# Your goal:
Find the number of lines in these records where the word "Vmax" appears. Reply with that number and nothing more.

# Data supplied:
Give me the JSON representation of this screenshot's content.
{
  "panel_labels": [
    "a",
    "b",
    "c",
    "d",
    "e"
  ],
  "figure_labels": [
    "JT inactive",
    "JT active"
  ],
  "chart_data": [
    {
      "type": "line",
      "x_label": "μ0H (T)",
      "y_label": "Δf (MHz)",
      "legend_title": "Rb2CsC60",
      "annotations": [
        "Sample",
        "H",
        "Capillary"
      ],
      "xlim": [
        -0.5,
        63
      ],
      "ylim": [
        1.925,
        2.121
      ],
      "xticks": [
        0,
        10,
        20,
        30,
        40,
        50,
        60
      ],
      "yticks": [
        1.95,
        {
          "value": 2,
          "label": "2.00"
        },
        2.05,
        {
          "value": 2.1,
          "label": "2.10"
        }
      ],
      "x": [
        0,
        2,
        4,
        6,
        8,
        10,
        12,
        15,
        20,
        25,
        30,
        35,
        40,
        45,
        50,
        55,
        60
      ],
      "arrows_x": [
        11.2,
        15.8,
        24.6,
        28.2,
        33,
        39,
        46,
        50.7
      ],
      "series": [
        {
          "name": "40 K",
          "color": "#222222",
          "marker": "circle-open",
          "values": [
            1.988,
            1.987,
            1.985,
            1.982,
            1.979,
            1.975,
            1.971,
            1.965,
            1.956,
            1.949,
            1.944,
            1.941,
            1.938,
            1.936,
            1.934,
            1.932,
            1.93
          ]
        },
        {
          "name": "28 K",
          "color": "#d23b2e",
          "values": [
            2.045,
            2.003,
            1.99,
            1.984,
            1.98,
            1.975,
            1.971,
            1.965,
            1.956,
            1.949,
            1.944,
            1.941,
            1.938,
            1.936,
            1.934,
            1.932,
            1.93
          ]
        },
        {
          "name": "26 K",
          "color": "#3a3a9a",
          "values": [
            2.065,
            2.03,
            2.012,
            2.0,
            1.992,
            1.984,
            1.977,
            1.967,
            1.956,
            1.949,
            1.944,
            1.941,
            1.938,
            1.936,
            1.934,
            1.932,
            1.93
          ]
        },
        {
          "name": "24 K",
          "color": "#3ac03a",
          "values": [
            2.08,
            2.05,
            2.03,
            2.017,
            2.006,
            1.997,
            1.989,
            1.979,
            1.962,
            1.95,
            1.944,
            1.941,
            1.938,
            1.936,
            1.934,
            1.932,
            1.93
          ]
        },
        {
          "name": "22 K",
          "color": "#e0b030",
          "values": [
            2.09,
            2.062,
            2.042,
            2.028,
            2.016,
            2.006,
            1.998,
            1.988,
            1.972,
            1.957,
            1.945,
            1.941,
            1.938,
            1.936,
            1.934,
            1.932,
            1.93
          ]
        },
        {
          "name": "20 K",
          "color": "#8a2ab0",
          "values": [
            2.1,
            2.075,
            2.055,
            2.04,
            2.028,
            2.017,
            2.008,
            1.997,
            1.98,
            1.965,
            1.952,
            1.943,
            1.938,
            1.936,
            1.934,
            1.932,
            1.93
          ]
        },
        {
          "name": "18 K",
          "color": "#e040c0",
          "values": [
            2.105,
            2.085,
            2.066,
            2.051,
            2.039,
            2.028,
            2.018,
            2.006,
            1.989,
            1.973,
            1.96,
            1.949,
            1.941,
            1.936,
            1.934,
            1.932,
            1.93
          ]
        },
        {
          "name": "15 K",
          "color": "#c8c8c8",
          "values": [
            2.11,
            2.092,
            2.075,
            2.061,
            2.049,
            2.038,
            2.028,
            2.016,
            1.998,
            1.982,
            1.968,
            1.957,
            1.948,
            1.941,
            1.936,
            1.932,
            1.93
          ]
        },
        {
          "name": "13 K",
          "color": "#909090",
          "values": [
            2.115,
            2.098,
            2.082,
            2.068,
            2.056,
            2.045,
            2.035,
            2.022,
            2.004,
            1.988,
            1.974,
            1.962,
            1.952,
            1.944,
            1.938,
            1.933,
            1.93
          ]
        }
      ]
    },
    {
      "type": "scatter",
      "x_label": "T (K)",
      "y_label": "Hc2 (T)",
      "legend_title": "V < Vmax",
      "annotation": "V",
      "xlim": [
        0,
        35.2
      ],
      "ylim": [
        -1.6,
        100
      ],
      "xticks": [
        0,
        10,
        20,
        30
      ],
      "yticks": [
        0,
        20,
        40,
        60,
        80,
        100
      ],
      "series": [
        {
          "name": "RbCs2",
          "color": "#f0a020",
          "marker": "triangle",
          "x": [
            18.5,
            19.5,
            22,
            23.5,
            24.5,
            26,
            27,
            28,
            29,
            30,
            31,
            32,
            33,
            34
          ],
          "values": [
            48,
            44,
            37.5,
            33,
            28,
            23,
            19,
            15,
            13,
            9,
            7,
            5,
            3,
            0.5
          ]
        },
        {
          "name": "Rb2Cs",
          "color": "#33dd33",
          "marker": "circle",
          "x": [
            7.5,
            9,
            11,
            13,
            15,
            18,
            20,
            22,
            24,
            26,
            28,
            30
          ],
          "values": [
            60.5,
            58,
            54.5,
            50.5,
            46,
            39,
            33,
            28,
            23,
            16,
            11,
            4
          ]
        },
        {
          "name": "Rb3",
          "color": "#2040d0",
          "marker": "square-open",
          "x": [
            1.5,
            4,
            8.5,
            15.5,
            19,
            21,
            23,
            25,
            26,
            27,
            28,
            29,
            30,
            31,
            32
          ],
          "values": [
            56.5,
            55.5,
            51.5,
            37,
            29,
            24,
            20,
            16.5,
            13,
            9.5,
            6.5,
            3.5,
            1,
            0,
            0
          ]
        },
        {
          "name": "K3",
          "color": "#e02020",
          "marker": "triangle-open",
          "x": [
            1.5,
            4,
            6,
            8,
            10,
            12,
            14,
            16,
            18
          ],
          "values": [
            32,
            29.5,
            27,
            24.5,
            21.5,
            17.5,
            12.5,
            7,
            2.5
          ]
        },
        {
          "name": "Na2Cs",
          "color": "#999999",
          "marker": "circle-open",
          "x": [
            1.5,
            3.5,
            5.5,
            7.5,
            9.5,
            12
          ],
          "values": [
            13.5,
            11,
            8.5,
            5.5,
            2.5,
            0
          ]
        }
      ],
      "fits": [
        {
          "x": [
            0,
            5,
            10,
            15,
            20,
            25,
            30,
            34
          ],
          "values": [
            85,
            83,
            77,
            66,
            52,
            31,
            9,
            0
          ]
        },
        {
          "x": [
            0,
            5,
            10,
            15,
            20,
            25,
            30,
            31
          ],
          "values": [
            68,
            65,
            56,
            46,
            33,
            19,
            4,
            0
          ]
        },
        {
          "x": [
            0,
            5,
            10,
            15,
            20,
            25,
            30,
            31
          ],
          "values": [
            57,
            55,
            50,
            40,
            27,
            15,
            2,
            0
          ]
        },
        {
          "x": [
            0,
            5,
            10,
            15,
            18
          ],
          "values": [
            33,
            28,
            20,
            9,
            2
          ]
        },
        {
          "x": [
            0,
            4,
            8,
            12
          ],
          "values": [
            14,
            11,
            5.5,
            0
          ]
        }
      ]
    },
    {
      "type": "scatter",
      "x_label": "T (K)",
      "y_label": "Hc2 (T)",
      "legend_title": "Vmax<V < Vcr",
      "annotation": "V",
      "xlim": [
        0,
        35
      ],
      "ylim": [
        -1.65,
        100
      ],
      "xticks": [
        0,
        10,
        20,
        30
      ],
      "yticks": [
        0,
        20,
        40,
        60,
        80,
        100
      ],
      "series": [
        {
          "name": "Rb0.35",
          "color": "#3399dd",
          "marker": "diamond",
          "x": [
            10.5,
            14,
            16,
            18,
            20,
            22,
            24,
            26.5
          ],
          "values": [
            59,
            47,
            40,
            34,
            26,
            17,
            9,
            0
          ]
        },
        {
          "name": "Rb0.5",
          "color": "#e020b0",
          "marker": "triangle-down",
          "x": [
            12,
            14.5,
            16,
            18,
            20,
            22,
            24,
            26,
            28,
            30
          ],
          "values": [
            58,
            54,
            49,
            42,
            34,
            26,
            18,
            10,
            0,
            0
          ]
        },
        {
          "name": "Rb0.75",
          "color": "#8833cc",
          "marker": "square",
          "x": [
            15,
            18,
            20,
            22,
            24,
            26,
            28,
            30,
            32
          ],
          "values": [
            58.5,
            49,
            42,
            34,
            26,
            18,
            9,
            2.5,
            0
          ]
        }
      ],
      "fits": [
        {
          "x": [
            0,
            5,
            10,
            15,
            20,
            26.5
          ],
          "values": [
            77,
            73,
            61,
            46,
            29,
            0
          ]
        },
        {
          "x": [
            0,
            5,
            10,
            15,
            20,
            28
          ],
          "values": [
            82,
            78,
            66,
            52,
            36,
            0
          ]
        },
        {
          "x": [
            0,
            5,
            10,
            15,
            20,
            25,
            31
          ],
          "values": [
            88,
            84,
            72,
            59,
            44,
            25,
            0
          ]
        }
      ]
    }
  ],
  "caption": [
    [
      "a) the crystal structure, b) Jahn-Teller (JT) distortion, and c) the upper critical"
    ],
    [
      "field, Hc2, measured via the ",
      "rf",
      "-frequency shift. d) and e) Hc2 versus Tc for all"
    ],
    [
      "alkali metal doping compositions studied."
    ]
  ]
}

# Worked answer:
2